_Written exercise_
Return only the count of lines in which the word "Strom" appears.

[start Exercise data]

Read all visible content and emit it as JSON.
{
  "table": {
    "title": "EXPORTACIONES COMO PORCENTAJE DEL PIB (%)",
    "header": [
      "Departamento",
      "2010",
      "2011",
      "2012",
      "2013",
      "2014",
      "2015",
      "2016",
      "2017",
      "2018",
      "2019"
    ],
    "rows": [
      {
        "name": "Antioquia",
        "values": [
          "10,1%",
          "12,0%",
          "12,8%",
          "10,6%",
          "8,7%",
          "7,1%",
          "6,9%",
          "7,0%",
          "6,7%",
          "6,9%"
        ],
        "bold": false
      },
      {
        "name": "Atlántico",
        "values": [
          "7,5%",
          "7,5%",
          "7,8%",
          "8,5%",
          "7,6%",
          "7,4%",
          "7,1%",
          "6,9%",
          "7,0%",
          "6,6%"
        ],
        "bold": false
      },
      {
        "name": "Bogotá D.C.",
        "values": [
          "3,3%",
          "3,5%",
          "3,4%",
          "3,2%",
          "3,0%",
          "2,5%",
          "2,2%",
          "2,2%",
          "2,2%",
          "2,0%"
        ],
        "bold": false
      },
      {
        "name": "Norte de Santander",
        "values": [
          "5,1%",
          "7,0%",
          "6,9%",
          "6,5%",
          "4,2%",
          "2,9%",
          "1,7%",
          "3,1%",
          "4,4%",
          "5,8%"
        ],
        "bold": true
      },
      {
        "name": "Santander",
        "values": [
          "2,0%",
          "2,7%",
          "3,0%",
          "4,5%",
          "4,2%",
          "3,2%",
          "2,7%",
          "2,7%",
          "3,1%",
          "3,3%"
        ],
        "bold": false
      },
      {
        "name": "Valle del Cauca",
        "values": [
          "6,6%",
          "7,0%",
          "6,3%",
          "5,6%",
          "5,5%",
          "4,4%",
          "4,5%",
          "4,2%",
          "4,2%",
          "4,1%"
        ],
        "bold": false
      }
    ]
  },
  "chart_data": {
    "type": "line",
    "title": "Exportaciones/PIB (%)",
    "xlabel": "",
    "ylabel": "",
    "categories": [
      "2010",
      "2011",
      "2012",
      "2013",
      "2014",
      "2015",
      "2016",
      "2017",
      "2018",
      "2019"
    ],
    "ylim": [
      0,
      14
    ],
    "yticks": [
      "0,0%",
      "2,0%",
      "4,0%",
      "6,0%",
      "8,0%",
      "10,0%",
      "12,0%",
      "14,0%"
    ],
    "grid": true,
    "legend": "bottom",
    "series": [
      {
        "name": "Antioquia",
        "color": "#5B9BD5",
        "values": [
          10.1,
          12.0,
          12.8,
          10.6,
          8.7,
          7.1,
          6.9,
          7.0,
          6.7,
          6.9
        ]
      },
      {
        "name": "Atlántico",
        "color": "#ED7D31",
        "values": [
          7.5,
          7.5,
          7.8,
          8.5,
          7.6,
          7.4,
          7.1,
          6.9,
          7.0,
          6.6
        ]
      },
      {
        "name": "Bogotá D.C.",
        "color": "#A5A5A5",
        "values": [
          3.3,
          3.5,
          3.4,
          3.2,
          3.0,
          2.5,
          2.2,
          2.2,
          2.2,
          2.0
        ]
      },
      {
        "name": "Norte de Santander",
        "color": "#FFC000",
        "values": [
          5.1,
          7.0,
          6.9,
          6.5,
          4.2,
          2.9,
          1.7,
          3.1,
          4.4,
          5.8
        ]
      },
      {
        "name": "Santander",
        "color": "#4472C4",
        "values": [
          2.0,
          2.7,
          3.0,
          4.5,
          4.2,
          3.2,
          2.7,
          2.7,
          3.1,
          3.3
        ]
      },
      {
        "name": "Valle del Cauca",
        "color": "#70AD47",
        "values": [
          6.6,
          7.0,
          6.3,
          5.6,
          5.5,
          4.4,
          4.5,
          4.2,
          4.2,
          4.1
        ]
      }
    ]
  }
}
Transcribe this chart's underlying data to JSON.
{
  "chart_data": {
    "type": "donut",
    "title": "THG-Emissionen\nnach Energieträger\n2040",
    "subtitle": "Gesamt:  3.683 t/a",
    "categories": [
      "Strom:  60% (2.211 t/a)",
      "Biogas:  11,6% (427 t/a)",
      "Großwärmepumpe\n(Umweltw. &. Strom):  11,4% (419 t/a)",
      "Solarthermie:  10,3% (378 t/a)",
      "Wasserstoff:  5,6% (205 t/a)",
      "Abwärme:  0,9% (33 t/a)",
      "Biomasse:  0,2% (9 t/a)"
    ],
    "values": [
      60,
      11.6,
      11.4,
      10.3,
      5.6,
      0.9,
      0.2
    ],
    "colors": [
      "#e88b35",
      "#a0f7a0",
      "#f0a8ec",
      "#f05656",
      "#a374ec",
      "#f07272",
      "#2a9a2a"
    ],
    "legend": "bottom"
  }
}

[end Exercise data]

_Finished task_
2